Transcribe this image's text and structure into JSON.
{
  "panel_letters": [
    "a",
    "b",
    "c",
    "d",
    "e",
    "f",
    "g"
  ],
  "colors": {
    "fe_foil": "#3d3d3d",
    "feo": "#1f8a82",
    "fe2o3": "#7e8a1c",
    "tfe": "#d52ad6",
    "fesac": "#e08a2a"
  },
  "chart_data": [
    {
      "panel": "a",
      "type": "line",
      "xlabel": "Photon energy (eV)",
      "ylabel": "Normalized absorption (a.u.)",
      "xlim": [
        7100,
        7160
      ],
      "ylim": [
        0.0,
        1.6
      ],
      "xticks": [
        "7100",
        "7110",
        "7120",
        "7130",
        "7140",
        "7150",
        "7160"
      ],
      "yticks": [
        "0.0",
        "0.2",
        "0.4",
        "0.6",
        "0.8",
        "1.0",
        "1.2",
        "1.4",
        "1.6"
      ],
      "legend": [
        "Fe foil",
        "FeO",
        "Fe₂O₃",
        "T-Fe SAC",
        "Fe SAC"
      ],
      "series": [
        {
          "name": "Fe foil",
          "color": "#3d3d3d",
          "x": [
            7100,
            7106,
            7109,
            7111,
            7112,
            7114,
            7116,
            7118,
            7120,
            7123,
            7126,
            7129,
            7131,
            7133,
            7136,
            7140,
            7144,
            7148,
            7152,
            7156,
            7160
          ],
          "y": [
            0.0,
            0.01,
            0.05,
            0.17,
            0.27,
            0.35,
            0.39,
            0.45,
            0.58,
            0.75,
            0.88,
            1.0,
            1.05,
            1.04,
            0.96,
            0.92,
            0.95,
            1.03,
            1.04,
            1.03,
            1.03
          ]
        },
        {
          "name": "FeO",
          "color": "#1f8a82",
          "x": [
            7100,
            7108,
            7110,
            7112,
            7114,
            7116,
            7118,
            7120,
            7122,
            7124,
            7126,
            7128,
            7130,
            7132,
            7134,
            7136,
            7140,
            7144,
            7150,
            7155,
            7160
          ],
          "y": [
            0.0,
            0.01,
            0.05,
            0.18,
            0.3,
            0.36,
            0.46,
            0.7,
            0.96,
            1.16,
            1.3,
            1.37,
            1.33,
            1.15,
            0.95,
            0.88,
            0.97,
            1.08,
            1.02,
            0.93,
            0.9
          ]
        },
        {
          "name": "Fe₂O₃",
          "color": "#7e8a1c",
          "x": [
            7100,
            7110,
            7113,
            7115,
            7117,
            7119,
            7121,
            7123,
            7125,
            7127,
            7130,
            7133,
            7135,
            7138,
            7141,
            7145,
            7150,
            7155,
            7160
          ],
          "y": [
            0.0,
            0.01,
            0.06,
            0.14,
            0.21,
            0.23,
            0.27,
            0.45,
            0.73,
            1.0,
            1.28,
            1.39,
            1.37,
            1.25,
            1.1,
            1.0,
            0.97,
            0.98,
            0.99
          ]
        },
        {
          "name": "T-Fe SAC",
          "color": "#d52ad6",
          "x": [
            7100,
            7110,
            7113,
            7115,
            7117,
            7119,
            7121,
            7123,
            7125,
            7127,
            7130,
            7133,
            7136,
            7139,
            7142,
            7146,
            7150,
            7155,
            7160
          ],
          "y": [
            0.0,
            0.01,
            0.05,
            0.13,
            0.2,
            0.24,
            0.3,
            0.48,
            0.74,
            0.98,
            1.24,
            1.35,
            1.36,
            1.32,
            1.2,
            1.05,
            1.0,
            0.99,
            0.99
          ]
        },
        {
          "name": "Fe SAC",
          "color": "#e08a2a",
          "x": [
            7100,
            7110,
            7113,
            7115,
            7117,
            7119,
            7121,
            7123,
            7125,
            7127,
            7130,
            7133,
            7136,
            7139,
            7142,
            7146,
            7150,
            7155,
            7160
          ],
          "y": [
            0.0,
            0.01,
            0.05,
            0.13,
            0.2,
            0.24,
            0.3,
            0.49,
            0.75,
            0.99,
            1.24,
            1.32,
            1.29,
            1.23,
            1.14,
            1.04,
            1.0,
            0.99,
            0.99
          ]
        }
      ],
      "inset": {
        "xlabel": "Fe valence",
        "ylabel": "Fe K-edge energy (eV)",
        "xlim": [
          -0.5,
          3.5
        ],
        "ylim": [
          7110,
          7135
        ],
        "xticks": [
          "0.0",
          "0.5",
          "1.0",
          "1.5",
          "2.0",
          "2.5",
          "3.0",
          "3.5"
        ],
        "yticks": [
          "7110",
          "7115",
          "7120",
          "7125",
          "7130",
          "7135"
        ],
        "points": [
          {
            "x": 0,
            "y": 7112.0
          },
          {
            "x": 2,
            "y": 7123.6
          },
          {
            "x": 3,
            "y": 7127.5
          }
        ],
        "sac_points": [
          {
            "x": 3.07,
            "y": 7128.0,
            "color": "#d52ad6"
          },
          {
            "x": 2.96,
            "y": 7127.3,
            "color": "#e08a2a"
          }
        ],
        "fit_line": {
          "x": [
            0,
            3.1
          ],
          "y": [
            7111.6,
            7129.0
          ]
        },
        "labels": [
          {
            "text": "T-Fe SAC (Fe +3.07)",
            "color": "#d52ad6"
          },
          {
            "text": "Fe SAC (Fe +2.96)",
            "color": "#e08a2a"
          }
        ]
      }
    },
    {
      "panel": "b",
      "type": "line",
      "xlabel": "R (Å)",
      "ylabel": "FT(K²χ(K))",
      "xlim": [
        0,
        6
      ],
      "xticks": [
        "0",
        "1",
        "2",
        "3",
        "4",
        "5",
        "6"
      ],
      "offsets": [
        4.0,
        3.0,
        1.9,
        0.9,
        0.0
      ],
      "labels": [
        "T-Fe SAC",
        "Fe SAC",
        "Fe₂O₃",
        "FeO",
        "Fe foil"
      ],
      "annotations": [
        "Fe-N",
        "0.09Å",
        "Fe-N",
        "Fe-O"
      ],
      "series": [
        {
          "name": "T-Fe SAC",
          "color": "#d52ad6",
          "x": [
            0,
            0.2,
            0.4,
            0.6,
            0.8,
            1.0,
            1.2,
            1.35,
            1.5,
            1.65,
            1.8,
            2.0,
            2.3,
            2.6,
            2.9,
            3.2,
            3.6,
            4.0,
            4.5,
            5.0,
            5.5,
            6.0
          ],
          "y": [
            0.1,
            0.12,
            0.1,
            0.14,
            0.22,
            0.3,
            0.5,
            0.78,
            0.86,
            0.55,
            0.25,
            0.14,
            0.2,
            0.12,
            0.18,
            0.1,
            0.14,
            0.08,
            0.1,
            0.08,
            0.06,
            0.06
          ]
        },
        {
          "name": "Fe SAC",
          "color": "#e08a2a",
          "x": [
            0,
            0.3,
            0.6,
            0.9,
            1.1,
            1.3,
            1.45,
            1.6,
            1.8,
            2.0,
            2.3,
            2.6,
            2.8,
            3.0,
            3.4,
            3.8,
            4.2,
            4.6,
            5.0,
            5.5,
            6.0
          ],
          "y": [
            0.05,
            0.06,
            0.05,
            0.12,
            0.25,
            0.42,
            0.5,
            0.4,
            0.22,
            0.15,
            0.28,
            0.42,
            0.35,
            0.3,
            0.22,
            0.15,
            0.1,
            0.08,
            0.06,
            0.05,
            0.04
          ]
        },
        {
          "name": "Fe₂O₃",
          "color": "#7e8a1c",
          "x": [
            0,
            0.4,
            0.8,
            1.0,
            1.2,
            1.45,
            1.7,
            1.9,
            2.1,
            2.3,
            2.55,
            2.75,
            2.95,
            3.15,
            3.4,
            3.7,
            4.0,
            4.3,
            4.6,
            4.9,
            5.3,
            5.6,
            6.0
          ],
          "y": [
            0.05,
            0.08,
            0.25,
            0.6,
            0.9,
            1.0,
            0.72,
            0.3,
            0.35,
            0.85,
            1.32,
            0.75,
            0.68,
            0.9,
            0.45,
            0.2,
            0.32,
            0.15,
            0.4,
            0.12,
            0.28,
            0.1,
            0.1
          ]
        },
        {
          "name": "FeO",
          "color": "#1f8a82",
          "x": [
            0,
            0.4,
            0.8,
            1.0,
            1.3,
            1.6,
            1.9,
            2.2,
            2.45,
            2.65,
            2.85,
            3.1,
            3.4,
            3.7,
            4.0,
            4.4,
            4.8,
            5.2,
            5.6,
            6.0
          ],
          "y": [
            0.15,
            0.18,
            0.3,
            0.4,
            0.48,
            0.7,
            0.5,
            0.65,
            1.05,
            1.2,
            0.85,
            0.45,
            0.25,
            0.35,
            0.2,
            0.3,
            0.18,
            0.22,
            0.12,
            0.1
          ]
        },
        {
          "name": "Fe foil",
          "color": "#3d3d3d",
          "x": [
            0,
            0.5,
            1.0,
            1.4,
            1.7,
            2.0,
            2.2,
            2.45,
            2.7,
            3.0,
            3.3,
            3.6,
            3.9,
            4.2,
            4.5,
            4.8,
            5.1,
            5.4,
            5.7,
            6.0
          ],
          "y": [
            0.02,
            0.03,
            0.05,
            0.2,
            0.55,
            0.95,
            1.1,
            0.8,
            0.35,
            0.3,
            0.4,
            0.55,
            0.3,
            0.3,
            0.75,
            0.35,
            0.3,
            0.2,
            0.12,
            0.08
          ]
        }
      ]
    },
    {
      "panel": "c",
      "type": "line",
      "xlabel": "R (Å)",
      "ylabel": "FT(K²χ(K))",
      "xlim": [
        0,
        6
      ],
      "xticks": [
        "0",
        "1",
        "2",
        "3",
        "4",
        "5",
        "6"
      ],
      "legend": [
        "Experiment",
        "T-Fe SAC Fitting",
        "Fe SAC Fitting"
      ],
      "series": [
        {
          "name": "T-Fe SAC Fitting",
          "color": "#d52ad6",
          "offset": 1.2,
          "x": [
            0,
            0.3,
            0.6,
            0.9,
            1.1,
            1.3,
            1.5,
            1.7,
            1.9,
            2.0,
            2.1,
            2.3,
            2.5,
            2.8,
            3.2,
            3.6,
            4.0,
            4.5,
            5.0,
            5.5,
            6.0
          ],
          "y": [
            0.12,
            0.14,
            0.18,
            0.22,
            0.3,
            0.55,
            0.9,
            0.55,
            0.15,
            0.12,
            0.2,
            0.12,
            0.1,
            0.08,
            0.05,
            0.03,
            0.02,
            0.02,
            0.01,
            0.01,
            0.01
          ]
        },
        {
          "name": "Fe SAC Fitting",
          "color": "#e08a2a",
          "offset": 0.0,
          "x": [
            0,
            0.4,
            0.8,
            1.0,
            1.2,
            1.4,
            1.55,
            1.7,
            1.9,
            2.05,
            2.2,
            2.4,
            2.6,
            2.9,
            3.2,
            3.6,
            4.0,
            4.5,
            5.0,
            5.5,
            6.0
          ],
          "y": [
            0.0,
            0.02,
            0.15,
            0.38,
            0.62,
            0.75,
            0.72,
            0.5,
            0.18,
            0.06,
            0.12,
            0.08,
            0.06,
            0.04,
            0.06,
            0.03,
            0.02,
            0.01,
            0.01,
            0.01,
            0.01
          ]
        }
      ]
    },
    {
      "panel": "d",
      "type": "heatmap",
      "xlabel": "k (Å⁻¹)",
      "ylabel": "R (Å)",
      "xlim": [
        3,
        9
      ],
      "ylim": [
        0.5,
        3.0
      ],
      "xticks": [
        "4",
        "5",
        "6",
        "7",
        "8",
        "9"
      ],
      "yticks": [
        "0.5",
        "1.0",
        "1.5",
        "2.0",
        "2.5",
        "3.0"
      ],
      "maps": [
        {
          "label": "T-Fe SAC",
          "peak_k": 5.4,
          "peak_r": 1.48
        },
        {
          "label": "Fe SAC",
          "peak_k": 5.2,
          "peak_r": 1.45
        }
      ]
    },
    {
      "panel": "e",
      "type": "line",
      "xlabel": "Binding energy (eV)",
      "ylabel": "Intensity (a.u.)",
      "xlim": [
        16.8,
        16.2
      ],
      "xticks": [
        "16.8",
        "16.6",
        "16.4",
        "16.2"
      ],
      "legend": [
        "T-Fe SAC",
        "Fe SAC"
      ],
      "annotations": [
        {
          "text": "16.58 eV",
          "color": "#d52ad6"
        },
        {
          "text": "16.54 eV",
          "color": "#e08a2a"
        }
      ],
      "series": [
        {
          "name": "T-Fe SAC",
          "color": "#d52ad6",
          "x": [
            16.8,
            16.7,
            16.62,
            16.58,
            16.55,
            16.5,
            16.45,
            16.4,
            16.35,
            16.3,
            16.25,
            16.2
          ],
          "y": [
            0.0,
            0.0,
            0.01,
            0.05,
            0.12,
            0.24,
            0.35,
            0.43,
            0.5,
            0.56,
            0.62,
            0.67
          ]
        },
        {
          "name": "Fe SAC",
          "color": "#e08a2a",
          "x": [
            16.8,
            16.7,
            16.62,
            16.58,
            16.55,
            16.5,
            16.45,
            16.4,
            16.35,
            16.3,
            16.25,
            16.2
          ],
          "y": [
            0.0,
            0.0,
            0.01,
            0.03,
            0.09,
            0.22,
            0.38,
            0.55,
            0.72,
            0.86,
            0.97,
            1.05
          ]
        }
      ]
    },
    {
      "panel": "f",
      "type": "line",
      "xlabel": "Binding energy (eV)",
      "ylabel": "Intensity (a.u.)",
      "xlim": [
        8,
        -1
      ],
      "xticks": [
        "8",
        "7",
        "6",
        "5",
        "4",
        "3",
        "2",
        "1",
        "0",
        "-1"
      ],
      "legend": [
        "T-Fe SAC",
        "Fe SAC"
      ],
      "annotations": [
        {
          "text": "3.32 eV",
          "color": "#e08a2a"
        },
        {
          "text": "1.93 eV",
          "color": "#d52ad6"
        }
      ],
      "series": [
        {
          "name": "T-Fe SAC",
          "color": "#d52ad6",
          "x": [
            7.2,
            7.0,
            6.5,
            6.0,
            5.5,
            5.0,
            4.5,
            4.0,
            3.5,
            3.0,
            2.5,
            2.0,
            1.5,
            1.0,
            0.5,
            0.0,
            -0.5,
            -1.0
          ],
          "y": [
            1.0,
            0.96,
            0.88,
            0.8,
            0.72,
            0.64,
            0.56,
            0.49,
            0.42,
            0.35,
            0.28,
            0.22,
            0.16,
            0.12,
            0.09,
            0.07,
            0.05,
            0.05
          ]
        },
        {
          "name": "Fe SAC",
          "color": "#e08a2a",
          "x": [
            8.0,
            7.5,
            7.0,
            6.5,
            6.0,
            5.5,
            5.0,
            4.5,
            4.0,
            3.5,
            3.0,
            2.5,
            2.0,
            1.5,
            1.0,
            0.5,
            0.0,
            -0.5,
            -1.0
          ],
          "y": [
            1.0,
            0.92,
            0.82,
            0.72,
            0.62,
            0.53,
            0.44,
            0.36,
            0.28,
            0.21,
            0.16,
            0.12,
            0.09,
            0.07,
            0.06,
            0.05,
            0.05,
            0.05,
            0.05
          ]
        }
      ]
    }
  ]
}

________________________

● **Work to be completed**: From the listing above, pick out each line where the word "ylabel" appears.

● **Exercise solution**:
      "ylabel": "Normalized absorption (a.u.)",
        "ylabel": "Fe K-edge energy (eV)",
      "ylabel": "FT(K²χ(K))",
      "ylabel": "FT(K²χ(K))",
      "ylabel": "R (Å)",
      "ylabel": "Intensity (a.u.)",
      "ylabel": "Intensity (a.u.)",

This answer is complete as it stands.